__Written tasks__.
1 – Answer the following from the passage on JavaScript time values:
(a) What exact moment is the epoch?
(b) What does Date.parse return if parsing fails?
(c) How are months numbered when passed to Date.UTC?
2 – Print the stretch of the passage on JavaScript time values from "Date.now() returns the" through "number (e.g., 1737812345678)", reproduced verbatim.

In JavaScript, a “time value” is a single number: the count of milliseconds since the exact moment 00:00:00 on January 1, 1970, UTC. That moment is the epoch. Negative numbers represent times before the epoch, positive numbers after it. All Date objects are thin wrappers around this number. This is defined by the ECMAScript specification and echoed throughout platform docs.
You can get this millisecond count directly for “now,” compute it for a specific calendar date/time in UTC, or obtain it by parsing a date-time string. Respectively, that’s Date.now(), Date.UTC(...), and Date.parse(...). Each returns a plain number, not a Date instance, and each measures time relative to the same epoch in UTC.
the current timestamp (fast and simple)
Date.now() returns the number of milliseconds that have elapsed since the epoch up to the current instant. It’s the canonical way to grab a timestamp without constructing a Date. It always measures in UTC; there is no “local milliseconds.”
// The current timestamp as a number (e.g., 1737812345678)
const ts = Date.now();
// Use it to measure durations
const t0 = Date.now();
// ... do some work ...
const elapsedMs = Date.now() - t0;
console.log(`Elapsed: ${elapsedMs} ms`);If you do need a Date object from it, pass the number to the constructor. The object will still wrap the same millisecond value.
const ts = Date.now();
const d = new Date(ts);
console.log(d.toISOString()); // An ISO 8601 string in UTCThe ISO output is always UTC for toISOString(), which is convenient for logs and debugging.
parse a string into milliseconds
Date.parse takes a date-time string and returns the corresponding milliseconds-since-epoch, or NaN if parsing fails. The tricky part is time zones: a bare date like "2019-01-01" is interpreted as UTC, while a string with both date and time but no offset is interpreted in the local time zone. If the string contains a Z or an explicit offset like +02:00, that offset is used.
// UTC because it's a date-only ISO string
console.log(Date.parse("2019-01-01")); // 1546300800000
// Also UTC because of 'Z'
console.log(Date.parse("2019-01-01T00:00:00.000Z")); // 1546300800000
// Local time (no 'Z' or offset), then converted to UTC milliseconds
// If your machine is UTC+1 in winter, this will be 1 hour earlier in UTC
console.log(Date.parse("2019-01-01T00:00:00"));When you see unexpected results, it’s usually because the input string didn’t say which time zone it meant. Prefer ISO 8601 with an explicit Z or numeric offset when parsing. The ECMAScript spec defines a simplified ISO 8601 interchange format, which is what engines key off of.
construct a UTC instant from parts
Date.UTC takes individual components and treats them as a UTC calendar time, returning the millisecond count directly. Months are zero-based, just like in the Date constructor. Missing time parts default to zero. This is perfect when you already have numeric fields and you want a stable UTC timestamp without worrying about the local time zone.

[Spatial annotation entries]
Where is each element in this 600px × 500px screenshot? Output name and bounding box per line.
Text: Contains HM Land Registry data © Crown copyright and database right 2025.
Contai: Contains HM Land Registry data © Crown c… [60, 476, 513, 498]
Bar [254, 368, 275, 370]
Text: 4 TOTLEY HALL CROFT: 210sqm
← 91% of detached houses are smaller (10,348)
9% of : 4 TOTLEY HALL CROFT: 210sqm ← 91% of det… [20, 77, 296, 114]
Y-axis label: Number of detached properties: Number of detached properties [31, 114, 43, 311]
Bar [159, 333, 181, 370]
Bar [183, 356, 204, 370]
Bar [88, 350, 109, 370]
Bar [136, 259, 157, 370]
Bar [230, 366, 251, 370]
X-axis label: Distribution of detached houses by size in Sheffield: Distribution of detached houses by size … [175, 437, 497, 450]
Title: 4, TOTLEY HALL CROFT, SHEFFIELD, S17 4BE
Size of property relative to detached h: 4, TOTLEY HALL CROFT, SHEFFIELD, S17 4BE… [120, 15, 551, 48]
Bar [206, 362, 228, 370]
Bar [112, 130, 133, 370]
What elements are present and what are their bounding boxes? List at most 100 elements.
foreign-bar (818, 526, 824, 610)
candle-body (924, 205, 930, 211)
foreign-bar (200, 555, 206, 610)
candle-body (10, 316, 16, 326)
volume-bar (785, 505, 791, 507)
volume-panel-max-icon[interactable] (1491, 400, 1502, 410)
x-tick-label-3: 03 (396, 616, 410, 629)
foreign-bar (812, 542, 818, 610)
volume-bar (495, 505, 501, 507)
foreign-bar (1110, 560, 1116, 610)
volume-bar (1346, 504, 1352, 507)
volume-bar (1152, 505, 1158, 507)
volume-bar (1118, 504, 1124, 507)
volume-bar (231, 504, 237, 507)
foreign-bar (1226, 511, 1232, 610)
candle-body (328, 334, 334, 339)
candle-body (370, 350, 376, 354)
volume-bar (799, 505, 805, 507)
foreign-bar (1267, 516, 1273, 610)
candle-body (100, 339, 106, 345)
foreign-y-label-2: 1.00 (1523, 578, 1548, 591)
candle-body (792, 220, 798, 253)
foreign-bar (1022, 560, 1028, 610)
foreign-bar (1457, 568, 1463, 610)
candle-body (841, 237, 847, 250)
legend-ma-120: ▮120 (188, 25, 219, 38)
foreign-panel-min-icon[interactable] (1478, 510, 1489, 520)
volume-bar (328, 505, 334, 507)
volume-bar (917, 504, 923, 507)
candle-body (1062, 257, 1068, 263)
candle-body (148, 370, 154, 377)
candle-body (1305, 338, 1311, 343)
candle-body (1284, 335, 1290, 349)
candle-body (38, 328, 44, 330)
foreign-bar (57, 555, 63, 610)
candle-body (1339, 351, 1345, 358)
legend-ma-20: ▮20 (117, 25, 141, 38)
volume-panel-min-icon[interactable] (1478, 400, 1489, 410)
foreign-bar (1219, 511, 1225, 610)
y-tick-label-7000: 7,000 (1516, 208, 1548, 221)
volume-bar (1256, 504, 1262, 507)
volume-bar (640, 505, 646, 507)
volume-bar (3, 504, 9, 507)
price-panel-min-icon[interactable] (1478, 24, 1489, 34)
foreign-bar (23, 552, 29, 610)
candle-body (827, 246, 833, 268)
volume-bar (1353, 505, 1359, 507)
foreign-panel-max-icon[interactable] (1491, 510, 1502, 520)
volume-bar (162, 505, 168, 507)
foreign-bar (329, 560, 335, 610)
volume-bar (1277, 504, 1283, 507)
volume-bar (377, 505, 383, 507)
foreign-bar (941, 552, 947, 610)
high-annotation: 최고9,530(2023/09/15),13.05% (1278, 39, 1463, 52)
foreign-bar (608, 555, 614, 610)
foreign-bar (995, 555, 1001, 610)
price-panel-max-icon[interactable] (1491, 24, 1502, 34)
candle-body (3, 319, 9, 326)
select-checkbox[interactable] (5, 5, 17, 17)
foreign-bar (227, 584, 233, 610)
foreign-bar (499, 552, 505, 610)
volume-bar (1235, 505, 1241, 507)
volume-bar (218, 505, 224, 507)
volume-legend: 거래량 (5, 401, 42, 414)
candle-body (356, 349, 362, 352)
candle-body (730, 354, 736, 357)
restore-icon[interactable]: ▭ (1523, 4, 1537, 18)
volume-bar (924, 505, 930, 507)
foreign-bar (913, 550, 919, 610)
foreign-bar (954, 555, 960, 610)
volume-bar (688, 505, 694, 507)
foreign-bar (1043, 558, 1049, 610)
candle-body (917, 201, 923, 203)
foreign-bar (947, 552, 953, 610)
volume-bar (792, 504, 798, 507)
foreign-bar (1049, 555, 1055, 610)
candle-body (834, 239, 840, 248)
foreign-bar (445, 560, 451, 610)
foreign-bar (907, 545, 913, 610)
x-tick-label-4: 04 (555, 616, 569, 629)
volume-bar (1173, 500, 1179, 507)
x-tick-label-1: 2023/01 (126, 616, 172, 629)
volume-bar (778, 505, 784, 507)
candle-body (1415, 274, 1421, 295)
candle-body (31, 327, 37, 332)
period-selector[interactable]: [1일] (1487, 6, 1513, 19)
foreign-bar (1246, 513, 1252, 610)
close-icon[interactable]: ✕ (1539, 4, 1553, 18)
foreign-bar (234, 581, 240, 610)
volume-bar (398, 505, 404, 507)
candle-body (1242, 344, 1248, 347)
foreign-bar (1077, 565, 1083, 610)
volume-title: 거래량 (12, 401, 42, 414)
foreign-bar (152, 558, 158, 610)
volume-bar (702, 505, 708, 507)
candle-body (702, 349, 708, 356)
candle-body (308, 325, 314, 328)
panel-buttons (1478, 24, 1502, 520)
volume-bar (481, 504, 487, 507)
==
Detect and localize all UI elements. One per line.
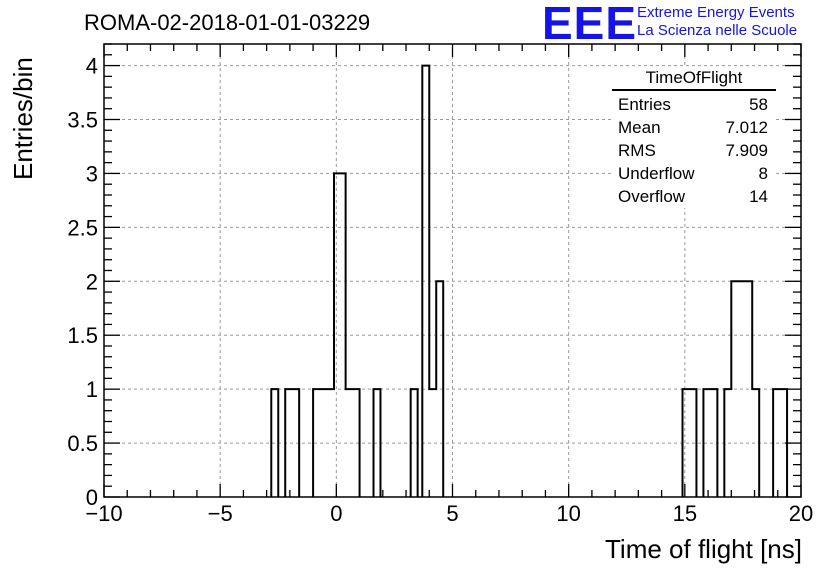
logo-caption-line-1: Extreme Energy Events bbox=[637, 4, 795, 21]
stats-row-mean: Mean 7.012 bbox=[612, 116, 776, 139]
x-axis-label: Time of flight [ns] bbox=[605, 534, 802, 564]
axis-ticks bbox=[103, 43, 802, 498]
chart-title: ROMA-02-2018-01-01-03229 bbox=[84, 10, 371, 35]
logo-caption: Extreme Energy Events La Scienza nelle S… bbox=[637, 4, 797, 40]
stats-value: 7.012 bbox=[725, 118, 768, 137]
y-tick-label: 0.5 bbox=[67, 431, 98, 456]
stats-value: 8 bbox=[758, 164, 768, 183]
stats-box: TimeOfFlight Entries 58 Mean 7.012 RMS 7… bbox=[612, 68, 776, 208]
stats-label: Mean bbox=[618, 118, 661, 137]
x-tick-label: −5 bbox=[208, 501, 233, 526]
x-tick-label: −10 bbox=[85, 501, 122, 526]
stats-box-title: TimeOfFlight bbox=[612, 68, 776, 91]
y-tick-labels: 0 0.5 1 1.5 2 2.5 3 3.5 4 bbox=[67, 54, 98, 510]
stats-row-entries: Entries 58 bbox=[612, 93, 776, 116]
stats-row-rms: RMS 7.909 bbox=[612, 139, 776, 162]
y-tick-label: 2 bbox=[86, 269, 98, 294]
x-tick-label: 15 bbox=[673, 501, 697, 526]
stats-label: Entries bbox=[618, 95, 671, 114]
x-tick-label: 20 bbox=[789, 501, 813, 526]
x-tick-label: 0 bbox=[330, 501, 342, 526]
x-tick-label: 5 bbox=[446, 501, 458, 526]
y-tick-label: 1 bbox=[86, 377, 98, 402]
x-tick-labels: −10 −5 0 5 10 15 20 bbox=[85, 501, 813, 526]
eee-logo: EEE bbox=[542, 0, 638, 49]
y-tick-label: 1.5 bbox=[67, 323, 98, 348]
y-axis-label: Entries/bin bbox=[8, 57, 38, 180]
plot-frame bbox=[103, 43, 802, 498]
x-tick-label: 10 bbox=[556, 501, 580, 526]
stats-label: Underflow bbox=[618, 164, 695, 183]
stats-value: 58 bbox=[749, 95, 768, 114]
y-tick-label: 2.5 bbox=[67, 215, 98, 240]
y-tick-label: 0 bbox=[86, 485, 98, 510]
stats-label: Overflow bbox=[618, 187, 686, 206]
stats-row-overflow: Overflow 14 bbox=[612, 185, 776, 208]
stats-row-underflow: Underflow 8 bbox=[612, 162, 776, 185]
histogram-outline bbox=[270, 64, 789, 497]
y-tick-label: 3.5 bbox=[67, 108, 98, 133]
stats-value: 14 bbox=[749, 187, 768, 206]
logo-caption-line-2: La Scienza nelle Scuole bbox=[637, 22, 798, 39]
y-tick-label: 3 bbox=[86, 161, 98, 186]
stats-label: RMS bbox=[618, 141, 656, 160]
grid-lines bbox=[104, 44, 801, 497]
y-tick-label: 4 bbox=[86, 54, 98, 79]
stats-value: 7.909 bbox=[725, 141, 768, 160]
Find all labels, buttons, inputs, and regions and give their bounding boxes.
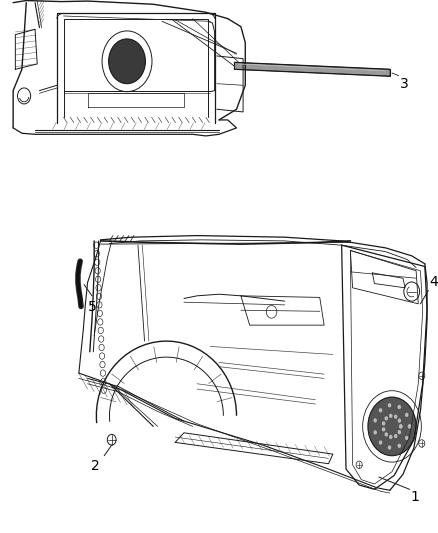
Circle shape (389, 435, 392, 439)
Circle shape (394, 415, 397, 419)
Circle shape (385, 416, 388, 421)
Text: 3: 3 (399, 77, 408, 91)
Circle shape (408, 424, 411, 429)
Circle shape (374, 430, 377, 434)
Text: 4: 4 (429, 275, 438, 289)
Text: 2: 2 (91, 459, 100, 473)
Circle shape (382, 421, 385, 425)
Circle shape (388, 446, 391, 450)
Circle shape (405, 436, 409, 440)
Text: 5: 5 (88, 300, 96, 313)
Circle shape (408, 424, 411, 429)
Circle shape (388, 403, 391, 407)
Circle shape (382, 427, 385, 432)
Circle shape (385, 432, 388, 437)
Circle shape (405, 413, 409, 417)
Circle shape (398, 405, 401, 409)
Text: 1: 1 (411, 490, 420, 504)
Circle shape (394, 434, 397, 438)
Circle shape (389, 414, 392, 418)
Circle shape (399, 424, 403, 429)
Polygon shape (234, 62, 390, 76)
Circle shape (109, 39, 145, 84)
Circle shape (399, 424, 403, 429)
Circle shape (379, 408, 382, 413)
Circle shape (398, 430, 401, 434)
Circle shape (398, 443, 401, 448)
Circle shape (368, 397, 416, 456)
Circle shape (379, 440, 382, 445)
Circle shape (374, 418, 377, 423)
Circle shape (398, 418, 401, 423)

__Answers given__.
1 –
(a) 00:00:00 on January 1, 1970, UTC.
(b) NaN.
(c) They are zero-based.

2 –
Date.now() returns the number of milliseconds that have elapsed since the epoch up to the current instant. It’s the canonical way to grab a timestamp without constructing a Date. It always measures in UTC; there is no “local milliseconds.”
// The current timestamp as a number (e.g., 1737812345678)